| Exercise instructions |
Your task is to repeat the entries underneath exactly, minus the pictures.

### The records

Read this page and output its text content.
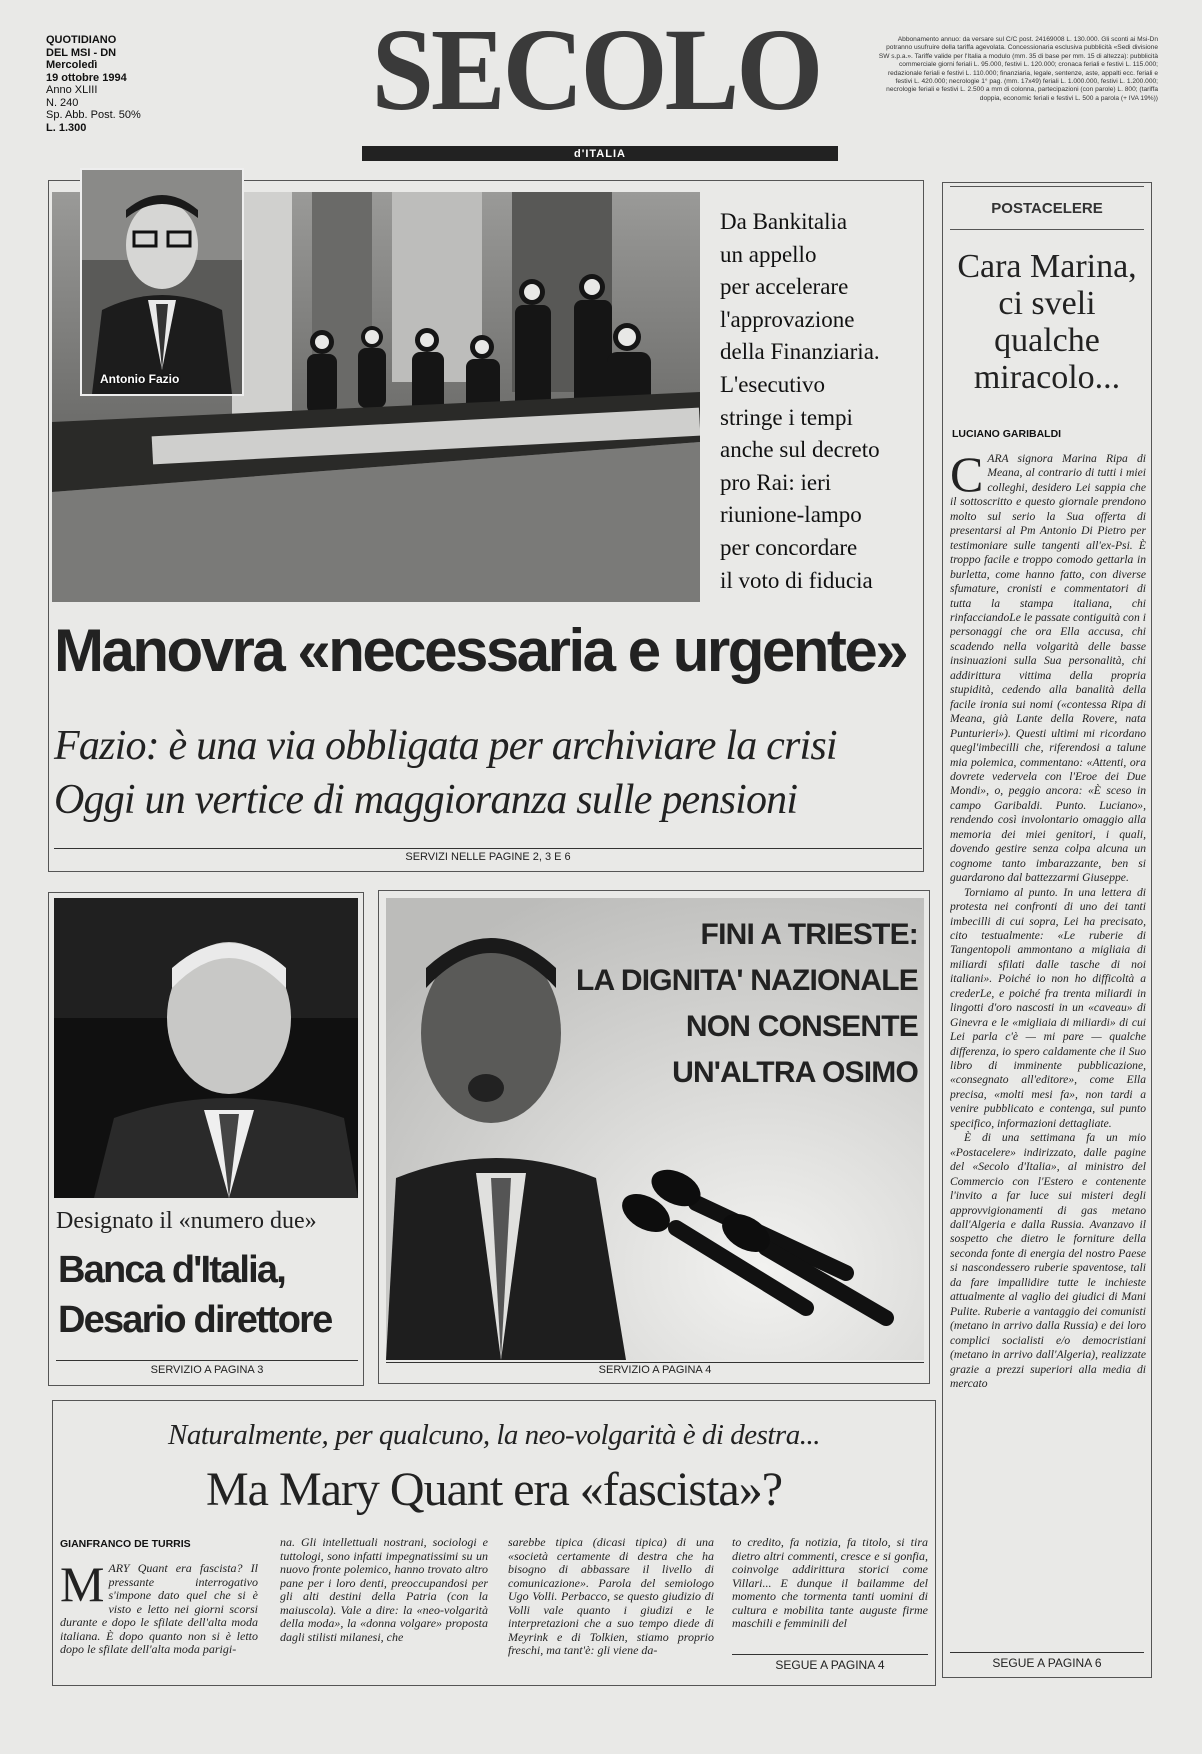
QUOTIDIANO
DEL MSI - DN
Mercoledì
19 ottobre 1994
Anno XLIII
N. 240
Sp. Abb. Post. 50%
L. 1.300	SECOLO
d'ITALIA
Abbonamento annuo: da versare sul C/C post. 24169008 L. 130.000. Gli sconti ai Msi-Dn potranno usufruire della tariffa agevolata. Concessionaria esclusiva pubblicità «Sedi divisione SW s.p.a.». Tariffe valide per l'Italia a modulo (mm. 35 di base per mm. 15 di altezza): pubblicità commerciale giorni feriali L. 95.000, festivi L. 120.000; cronaca feriali e festivi L. 115.000; redazionale feriali e festivi L. 110.000; finanziaria, legale, sentenze, aste, appalti ecc. feriali e festivi L. 420.000; necrologie 1° pag. (mm. 17x49) feriali L. 1.000.000, festivi L. 1.200.000; necrologie feriali e festivi L. 2.500 a mm di colonna, partecipazioni (con parole) L. 800; (tariffa doppia, economic feriali e festivi L. 500 a parola (+ IVA 19%))
Antonio Fazio
Da Bankitalia
un appello
per accelerare
l'approvazione
della Finanziaria.
L'esecutivo
stringe i tempi
anche sul decreto
pro Rai: ieri
riunione-lampo
per concordare
il voto di fiducia
Manovra «necessaria e urgente»
Fazio: è una via obbligata per archiviare la crisi
Oggi un vertice di maggioranza sulle pensioni
SERVIZI NELLE PAGINE 2, 3 E 6
POSTACELERE
Cara Marina,
ci sveli
qualche
miracolo...
LUCIANO GARIBALDI

CARA signora Marina Ripa di Meana, al contrario di tutti i miei colleghi, desidero Lei sappia che il sottoscritto e questo giornale prendono molto sul serio la Sua offerta di presentarsi al Pm Antonio Di Pietro per testimoniare sulle tangenti all'ex-Psi. È troppo facile e troppo comodo gettarla in burletta, come hanno fatto, con diverse sfumature, cronisti e commentatori di tutta la stampa italiana, chi rinfacciandoLe le passate contiguità con i personaggi che ora Ella accusa, chi scadendo nella volgarità delle basse insinuazioni sulla Sua personalità, chi addirittura vittima della propria stupidità, cedendo alla banalità della facile ironia sui nomi («contessa Ripa di Meana, già Lante della Rovere, nata Punturieri»). Questi ultimi mi ricordano quegl'imbecilli che, riferendosi a talune mia polemica, commentano: «Attenti, ora dovrete vedervela con l'Eroe dei Due Mondi», o, peggio ancora: «È sceso in campo Garibaldi. Punto. Luciano», rendendo così involontario omaggio alla memoria dei miei genitori, i quali, dovendo gestire senza colpa alcuna un cognome tanto imbarazzante, ben si guardarono dal battezzarmi Giuseppe.

Torniamo al punto. In una lettera di protesta nei confronti di uno dei tanti imbecilli di cui sopra, Lei ha precisato, cito testualmente: «Le ruberie di Tangentopoli ammontano a migliaia di miliardi sfilati dalle tasche di noi italiani». Poiché io non ho difficoltà a crederLe, e poiché fra trenta miliardi in lingotti d'oro nascosti in un «caveau» di Ginevra e le «migliaia di miliardi» di cui Lei parla c'è — mi pare — qualche differenza, io spero caldamente che il Suo libro di imminente pubblicazione, «consegnato all'editore», come Ella precisa, «molti mesi fa», non tardi a venire pubblicato e contenga, sul punto specifico, informazioni dettagliate.

È di una settimana fa un mio «Postacelere» indirizzato, dalle pagine del «Secolo d'Italia», al ministro del Commercio con l'Estero e contenente l'invito a far luce sui misteri degli approvvigionamenti di gas metano dall'Algeria e dalla Russia. Avanzavo il sospetto che dietro le forniture della seconda fonte di energia del nostro Paese si nascondessero ruberie spaventose, tali da fare impallidire tutte le inchieste attualmente al vaglio dei giudici di Mani Pulite. Ruberie a vantaggio dei comunisti (metano in arrivo dalla Russia) e dei loro complici socialisti e/o democristiani (metano in arrivo dall'Algeria), realizzate grazie a prezzi superiori alla media di mercato

SEGUE A PAGINA 6
Designato il «numero due»
Banca d'Italia,
Desario direttore
SERVIZIO A PAGINA 3
FINI A TRIESTE:
LA DIGNITA' NAZIONALE
NON CONSENTE
UN'ALTRA OSIMO
SERVIZIO A PAGINA 4
Naturalmente, per qualcuno, la neo-volgarità è di destra...
Ma Mary Quant era «fascista»?
GIANFRANCO DE TURRIS
MARY Quant era fascista? Il pressante interrogativo s'impone dato quel che si è visto e letto nei giorni scorsi durante e dopo le sfilate dell'alta moda italiana. È dopo quanto non si è letto dopo le sfilate dell'alta moda parigi-
na. Gli intellettuali nostrani, sociologi e tuttologi, sono infatti impegnatissimi su un nuovo fronte polemico, hanno trovato altro pane per i loro denti, preoccupandosi per gli alti destini della Patria (con la maiuscola). Vale a dire: la «neo-volgarità della moda», la «donna volgare» proposta dagli stilisti milanesi, che
sarebbe tipica (dicasi tipica) di una «società certamente di destra che ha bisogno di abbassare il livello di comunicazione». Parola del semiologo Ugo Volli. Perbacco, se questo giudizio di Volli vale quanto i giudizi e le interpretazioni che a suo tempo diede di Meyrink e di Tolkien, stiamo proprio freschi, ma tant'è: gli viene da-
to credito, fa notizia, fa titolo, si tira dietro altri commenti, cresce e si gonfia, coinvolge addirittura storici come Villari... E dunque il bailamme del momento che tormenta tanti uomini di cultura e mobilita tante auguste firme maschili e femminili del
SEGUE A PAGINA 4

######

| Solved problem |
Read this page and output its text content.
QUOTIDIANO
DEL MSI - DN
Mercoledì
19 ottobre 1994
Anno XLIII
N. 240
Sp. Abb. Post. 50%
L. 1.300	SECOLO
d'ITALIA
Abbonamento annuo: da versare sul C/C post. 24169008 L. 130.000. Gli sconti ai Msi-Dn potranno usufruire della tariffa agevolata. Concessionaria esclusiva pubblicità «Sedi divisione SW s.p.a.». Tariffe valide per l'Italia a modulo (mm. 35 di base per mm. 15 di altezza): pubblicità commerciale giorni feriali L. 95.000, festivi L. 120.000; cronaca feriali e festivi L. 115.000; redazionale feriali e festivi L. 110.000; finanziaria, legale, sentenze, aste, appalti ecc. feriali e festivi L. 420.000; necrologie 1° pag. (mm. 17x49) feriali L. 1.000.000, festivi L. 1.200.000; necrologie feriali e festivi L. 2.500 a mm di colonna, partecipazioni (con parole) L. 800; (tariffa doppia, economic feriali e festivi L. 500 a parola (+ IVA 19%))
Antonio Fazio
Da Bankitalia
un appello
per accelerare
l'approvazione
della Finanziaria.
L'esecutivo
stringe i tempi
anche sul decreto
pro Rai: ieri
riunione-lampo
per concordare
il voto di fiducia
Manovra «necessaria e urgente»
Fazio: è una via obbligata per archiviare la crisi
Oggi un vertice di maggioranza sulle pensioni
SERVIZI NELLE PAGINE 2, 3 E 6
POSTACELERE
Cara Marina,
ci sveli
qualche
miracolo...
LUCIANO GARIBALDI

CARA signora Marina Ripa di Meana, al contrario di tutti i miei colleghi, desidero Lei sappia che il sottoscritto e questo giornale prendono molto sul serio la Sua offerta di presentarsi al Pm Antonio Di Pietro per testimoniare sulle tangenti all'ex-Psi. È troppo facile e troppo comodo gettarla in burletta, come hanno fatto, con diverse sfumature, cronisti e commentatori di tutta la stampa italiana, chi rinfacciandoLe le passate contiguità con i personaggi che ora Ella accusa, chi scadendo nella volgarità delle basse insinuazioni sulla Sua personalità, chi addirittura vittima della propria stupidità, cedendo alla banalità della facile ironia sui nomi («contessa Ripa di Meana, già Lante della Rovere, nata Punturieri»). Questi ultimi mi ricordano quegl'imbecilli che, riferendosi a talune mia polemica, commentano: «Attenti, ora dovrete vedervela con l'Eroe dei Due Mondi», o, peggio ancora: «È sceso in campo Garibaldi. Punto. Luciano», rendendo così involontario omaggio alla memoria dei miei genitori, i quali, dovendo gestire senza colpa alcuna un cognome tanto imbarazzante, ben si guardarono dal battezzarmi Giuseppe.

Torniamo al punto. In una lettera di protesta nei confronti di uno dei tanti imbecilli di cui sopra, Lei ha precisato, cito testualmente: «Le ruberie di Tangentopoli ammontano a migliaia di miliardi sfilati dalle tasche di noi italiani». Poiché io non ho difficoltà a crederLe, e poiché fra trenta miliardi in lingotti d'oro nascosti in un «caveau» di Ginevra e le «migliaia di miliardi» di cui Lei parla c'è — mi pare — qualche differenza, io spero caldamente che il Suo libro di imminente pubblicazione, «consegnato all'editore», come Ella precisa, «molti mesi fa», non tardi a venire pubblicato e contenga, sul punto specifico, informazioni dettagliate.

È di una settimana fa un mio «Postacelere» indirizzato, dalle pagine del «Secolo d'Italia», al ministro del Commercio con l'Estero e contenente l'invito a far luce sui misteri degli approvvigionamenti di gas metano dall'Algeria e dalla Russia. Avanzavo il sospetto che dietro le forniture della seconda fonte di energia del nostro Paese si nascondessero ruberie spaventose, tali da fare impallidire tutte le inchieste attualmente al vaglio dei giudici di Mani Pulite. Ruberie a vantaggio dei comunisti (metano in arrivo dalla Russia) e dei loro complici socialisti e/o democristiani (metano in arrivo dall'Algeria), realizzate grazie a prezzi superiori alla media di mercato

SEGUE A PAGINA 6
Designato il «numero due»
Banca d'Italia,
Desario direttore
SERVIZIO A PAGINA 3
FINI A TRIESTE:
LA DIGNITA' NAZIONALE
NON CONSENTE
UN'ALTRA OSIMO
SERVIZIO A PAGINA 4
Naturalmente, per qualcuno, la neo-volgarità è di destra...
Ma Mary Quant era «fascista»?
GIANFRANCO DE TURRIS
MARY Quant era fascista? Il pressante interrogativo s'impone dato quel che si è visto e letto nei giorni scorsi durante e dopo le sfilate dell'alta moda italiana. È dopo quanto non si è letto dopo le sfilate dell'alta moda parigi-
na. Gli intellettuali nostrani, sociologi e tuttologi, sono infatti impegnatissimi su un nuovo fronte polemico, hanno trovato altro pane per i loro denti, preoccupandosi per gli alti destini della Patria (con la maiuscola). Vale a dire: la «neo-volgarità della moda», la «donna volgare» proposta dagli stilisti milanesi, che
sarebbe tipica (dicasi tipica) di una «società certamente di destra che ha bisogno di abbassare il livello di comunicazione». Parola del semiologo Ugo Volli. Perbacco, se questo giudizio di Volli vale quanto i giudizi e le interpretazioni che a suo tempo diede di Meyrink e di Tolkien, stiamo proprio freschi, ma tant'è: gli viene da-
to credito, fa notizia, fa titolo, si tira dietro altri commenti, cresce e si gonfia, coinvolge addirittura storici come Villari... E dunque il bailamme del momento che tormenta tanti uomini di cultura e mobilita tante auguste firme maschili e femminili del
SEGUE A PAGINA 4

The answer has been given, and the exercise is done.